⟨

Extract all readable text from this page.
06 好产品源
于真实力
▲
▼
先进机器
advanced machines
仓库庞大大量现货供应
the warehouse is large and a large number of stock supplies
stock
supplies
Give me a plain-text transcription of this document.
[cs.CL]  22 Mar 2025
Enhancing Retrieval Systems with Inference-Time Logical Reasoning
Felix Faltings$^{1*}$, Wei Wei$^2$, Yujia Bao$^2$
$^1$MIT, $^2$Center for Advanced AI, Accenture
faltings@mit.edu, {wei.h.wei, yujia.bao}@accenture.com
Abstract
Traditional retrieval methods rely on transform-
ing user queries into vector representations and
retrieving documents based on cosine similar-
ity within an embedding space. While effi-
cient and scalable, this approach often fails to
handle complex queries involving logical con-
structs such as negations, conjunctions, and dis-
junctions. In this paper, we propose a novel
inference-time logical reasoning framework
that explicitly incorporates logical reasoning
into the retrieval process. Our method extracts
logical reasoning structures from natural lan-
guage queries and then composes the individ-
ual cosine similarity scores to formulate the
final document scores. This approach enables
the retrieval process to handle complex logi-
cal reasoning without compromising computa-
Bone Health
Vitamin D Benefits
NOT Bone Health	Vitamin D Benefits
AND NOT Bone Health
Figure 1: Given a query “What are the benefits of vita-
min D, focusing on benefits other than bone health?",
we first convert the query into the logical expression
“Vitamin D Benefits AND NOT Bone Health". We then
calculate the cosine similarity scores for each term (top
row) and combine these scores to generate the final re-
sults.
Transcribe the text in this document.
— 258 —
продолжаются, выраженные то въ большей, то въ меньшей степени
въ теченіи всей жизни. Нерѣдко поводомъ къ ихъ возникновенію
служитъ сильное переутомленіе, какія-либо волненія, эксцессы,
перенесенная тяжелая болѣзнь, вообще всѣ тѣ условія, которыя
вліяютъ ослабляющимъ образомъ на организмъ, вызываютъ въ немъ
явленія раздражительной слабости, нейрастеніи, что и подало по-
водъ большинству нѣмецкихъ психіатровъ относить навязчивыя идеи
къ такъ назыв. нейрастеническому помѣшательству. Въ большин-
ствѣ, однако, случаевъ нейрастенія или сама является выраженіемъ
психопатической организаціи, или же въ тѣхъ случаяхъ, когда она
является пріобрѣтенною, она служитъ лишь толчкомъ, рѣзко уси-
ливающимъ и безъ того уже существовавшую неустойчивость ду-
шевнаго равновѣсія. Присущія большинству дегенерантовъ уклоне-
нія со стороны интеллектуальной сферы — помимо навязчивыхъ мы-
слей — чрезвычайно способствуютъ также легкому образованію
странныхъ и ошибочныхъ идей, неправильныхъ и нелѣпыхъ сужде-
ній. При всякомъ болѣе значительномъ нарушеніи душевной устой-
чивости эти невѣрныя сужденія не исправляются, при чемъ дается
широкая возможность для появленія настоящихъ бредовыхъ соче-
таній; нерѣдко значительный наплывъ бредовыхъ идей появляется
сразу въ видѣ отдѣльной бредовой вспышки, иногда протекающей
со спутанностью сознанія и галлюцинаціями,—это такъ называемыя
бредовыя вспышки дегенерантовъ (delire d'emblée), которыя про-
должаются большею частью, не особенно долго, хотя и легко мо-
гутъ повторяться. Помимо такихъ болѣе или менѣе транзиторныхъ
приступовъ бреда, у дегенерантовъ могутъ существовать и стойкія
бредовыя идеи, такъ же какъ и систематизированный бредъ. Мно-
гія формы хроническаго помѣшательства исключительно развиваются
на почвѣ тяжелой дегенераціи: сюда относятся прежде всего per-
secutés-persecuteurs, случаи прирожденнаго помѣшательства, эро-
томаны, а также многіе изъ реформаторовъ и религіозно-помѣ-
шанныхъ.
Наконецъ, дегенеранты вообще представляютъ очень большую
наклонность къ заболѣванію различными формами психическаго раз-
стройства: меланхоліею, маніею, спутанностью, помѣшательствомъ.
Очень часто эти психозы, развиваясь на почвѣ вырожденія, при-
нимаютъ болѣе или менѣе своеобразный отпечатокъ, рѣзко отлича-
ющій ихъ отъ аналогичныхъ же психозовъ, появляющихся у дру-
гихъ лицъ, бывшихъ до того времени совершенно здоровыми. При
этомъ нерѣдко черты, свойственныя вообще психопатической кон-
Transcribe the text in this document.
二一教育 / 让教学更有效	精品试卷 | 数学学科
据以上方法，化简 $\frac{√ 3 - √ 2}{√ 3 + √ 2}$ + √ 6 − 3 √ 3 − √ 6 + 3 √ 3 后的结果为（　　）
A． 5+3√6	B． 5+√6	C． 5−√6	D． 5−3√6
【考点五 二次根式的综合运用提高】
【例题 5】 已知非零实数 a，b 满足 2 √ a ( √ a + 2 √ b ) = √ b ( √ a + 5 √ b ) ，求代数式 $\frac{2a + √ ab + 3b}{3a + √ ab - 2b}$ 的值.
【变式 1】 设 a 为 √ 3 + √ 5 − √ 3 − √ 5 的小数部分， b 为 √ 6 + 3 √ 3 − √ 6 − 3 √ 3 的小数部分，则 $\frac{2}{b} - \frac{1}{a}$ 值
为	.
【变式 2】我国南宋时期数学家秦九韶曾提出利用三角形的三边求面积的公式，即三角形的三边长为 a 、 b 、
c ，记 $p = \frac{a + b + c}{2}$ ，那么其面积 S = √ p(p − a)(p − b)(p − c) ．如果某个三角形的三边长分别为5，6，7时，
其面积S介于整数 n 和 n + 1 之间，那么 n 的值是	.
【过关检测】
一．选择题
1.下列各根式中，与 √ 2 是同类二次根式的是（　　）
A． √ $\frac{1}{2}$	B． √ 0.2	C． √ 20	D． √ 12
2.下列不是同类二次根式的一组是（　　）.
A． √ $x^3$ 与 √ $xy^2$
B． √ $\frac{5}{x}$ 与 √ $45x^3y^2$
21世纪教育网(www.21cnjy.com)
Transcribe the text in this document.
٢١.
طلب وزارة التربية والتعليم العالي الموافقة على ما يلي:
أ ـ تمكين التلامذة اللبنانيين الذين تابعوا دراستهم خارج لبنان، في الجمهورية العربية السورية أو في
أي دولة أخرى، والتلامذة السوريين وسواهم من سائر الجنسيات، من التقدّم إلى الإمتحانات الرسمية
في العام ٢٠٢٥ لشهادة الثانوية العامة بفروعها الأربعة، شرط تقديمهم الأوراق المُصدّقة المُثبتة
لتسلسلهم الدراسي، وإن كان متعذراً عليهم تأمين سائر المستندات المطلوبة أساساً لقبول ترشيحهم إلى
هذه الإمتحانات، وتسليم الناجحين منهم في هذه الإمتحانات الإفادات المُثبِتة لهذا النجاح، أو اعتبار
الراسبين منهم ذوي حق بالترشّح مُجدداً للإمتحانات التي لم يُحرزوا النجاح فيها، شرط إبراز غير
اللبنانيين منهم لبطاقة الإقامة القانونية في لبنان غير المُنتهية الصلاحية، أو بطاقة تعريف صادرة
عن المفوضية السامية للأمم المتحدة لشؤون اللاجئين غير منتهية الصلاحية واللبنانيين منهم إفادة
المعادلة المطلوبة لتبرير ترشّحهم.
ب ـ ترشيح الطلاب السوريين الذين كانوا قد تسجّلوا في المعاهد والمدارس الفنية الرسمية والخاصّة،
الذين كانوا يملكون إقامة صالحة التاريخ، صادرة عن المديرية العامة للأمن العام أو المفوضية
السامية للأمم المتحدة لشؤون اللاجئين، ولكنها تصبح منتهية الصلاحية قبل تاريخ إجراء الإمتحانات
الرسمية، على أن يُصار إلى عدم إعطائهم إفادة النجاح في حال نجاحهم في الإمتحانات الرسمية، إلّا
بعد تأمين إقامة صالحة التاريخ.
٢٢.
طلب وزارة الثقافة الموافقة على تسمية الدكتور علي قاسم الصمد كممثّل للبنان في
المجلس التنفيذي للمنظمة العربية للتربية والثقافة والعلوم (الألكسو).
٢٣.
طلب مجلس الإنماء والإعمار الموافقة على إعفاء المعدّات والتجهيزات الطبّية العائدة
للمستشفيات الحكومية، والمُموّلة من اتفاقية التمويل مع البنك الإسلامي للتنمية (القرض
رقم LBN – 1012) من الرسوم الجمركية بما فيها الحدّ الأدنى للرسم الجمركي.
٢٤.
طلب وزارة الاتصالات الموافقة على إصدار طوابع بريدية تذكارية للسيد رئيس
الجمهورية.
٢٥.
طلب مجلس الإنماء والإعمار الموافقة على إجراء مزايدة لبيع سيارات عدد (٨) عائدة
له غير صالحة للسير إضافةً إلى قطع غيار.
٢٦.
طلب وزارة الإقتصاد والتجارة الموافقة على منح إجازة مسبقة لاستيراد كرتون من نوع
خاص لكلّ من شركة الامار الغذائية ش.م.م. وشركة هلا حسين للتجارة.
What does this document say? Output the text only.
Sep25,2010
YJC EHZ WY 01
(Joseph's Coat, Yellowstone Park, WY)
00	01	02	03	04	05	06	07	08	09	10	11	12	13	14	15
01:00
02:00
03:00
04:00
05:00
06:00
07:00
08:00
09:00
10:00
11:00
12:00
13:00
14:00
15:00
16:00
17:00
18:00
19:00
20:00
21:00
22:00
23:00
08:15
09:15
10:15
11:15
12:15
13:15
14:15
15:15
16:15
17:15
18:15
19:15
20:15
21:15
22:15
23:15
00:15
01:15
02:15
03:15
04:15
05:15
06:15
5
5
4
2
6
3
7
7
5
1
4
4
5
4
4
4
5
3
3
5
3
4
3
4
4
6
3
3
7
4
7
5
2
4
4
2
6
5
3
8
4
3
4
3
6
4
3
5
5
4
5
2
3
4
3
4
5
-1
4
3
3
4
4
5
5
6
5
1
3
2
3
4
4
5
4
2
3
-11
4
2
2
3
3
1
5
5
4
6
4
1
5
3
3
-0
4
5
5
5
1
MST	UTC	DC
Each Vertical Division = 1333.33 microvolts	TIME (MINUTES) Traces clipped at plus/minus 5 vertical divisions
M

⟩

TO DO: Locate the line that contains "What does this". Repeat it and every line after it, up to and including the final line, exactly.

PROBLEM SOLUTION:
What does this document say? Output the text only.
Sep25,2010
YJC EHZ WY 01
(Joseph's Coat, Yellowstone Park, WY)
00	01	02	03	04	05	06	07	08	09	10	11	12	13	14	15
01:00
02:00
03:00
04:00
05:00
06:00
07:00
08:00
09:00
10:00
11:00
12:00
13:00
14:00
15:00
16:00
17:00
18:00
19:00
20:00
21:00
22:00
23:00
08:15
09:15
10:15
11:15
12:15
13:15
14:15
15:15
16:15
17:15
18:15
19:15
20:15
21:15
22:15
23:15
00:15
01:15
02:15
03:15
04:15
05:15
06:15
5
5
4
2
6
3
7
7
5
1
4
4
5
4
4
4
5
3
3
5
3
4
3
4
4
6
3
3
7
4
7
5
2
4
4
2
6
5
3
8
4
3
4
3
6
4
3
5
5
4
5
2
3
4
3
4
5
-1
4
3
3
4
4
5
5
6
5
1
3
2
3
4
4
5
4
2
3
-11
4
2
2
3
3
1
5
5
4
6
4
1
5
3
3
-0
4
5
5
5
1
MST	UTC	DC
Each Vertical Division = 1333.33 microvolts	TIME (MINUTES) Traces clipped at plus/minus 5 vertical divisions
M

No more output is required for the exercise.